(Saved entries)
========

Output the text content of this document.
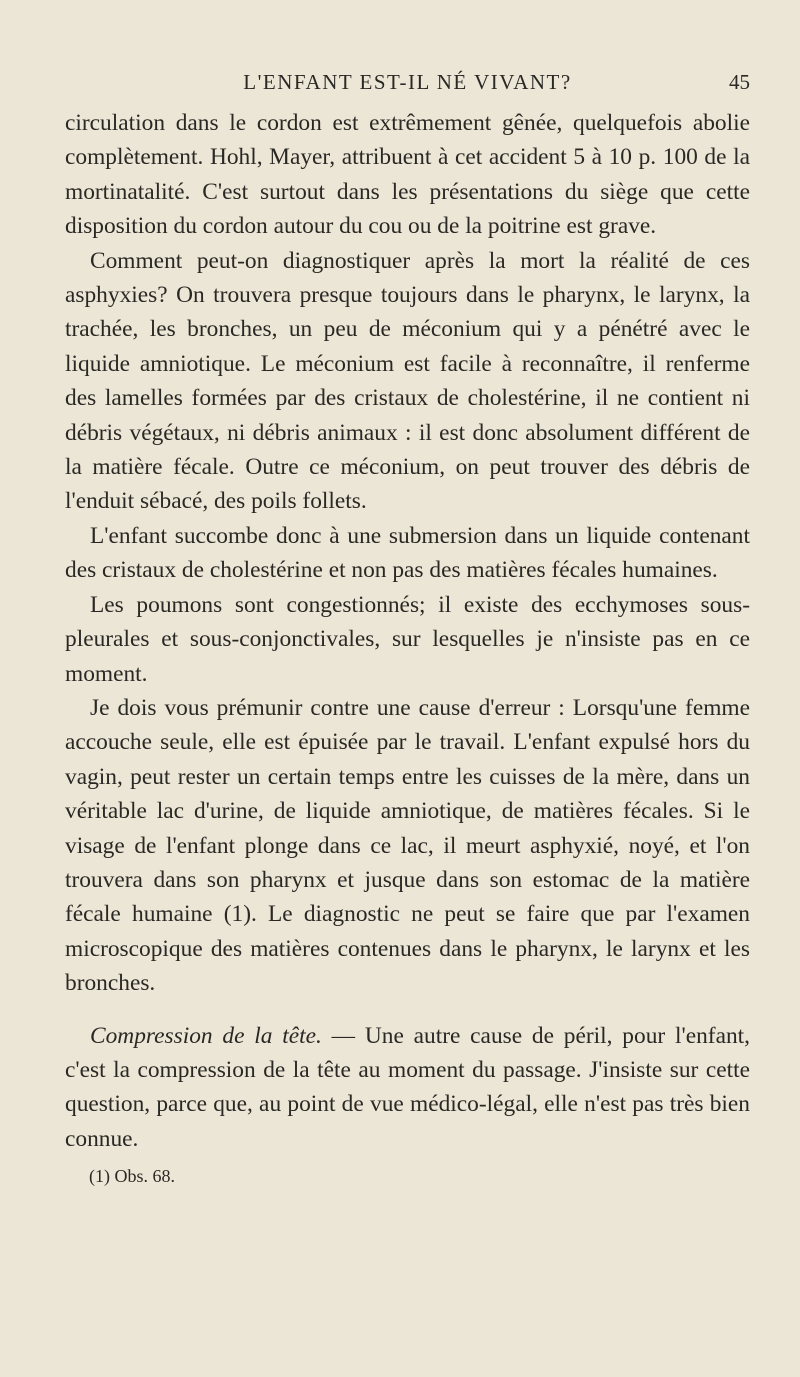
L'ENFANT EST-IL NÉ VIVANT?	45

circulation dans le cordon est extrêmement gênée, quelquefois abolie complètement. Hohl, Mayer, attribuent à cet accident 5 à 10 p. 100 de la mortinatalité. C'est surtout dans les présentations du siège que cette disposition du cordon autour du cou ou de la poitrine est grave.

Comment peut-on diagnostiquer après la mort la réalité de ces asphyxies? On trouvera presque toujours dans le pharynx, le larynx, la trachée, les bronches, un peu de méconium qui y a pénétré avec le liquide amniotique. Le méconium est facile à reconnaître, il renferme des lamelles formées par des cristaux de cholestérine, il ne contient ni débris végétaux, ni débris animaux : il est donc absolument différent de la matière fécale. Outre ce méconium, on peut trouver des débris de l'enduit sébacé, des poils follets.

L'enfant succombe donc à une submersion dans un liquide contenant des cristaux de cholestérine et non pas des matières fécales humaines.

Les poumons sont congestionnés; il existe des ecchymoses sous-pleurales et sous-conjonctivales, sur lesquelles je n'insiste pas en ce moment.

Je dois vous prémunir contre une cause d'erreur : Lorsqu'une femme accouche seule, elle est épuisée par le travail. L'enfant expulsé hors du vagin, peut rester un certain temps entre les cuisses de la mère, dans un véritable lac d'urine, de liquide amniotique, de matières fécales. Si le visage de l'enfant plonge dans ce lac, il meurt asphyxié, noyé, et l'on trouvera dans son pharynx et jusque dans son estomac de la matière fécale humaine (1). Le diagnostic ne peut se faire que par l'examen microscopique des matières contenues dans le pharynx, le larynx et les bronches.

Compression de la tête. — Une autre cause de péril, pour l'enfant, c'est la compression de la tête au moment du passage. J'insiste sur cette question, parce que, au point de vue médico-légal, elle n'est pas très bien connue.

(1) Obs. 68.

========

> **DIRECTIONS FOR THIS TASK**
Print the records word for word and exclude any picture they hold.

> **EXERCISE RESULT**
Output the text content of this document.
L'ENFANT EST-IL NÉ VIVANT?	45

circulation dans le cordon est extrêmement gênée, quelquefois abolie complètement. Hohl, Mayer, attribuent à cet accident 5 à 10 p. 100 de la mortinatalité. C'est surtout dans les présentations du siège que cette disposition du cordon autour du cou ou de la poitrine est grave.

Comment peut-on diagnostiquer après la mort la réalité de ces asphyxies? On trouvera presque toujours dans le pharynx, le larynx, la trachée, les bronches, un peu de méconium qui y a pénétré avec le liquide amniotique. Le méconium est facile à reconnaître, il renferme des lamelles formées par des cristaux de cholestérine, il ne contient ni débris végétaux, ni débris animaux : il est donc absolument différent de la matière fécale. Outre ce méconium, on peut trouver des débris de l'enduit sébacé, des poils follets.

L'enfant succombe donc à une submersion dans un liquide contenant des cristaux de cholestérine et non pas des matières fécales humaines.

Les poumons sont congestionnés; il existe des ecchymoses sous-pleurales et sous-conjonctivales, sur lesquelles je n'insiste pas en ce moment.

Je dois vous prémunir contre une cause d'erreur : Lorsqu'une femme accouche seule, elle est épuisée par le travail. L'enfant expulsé hors du vagin, peut rester un certain temps entre les cuisses de la mère, dans un véritable lac d'urine, de liquide amniotique, de matières fécales. Si le visage de l'enfant plonge dans ce lac, il meurt asphyxié, noyé, et l'on trouvera dans son pharynx et jusque dans son estomac de la matière fécale humaine (1). Le diagnostic ne peut se faire que par l'examen microscopique des matières contenues dans le pharynx, le larynx et les bronches.

Compression de la tête. — Une autre cause de péril, pour l'enfant, c'est la compression de la tête au moment du passage. J'insiste sur cette question, parce que, au point de vue médico-légal, elle n'est pas très bien connue.

(1) Obs. 68.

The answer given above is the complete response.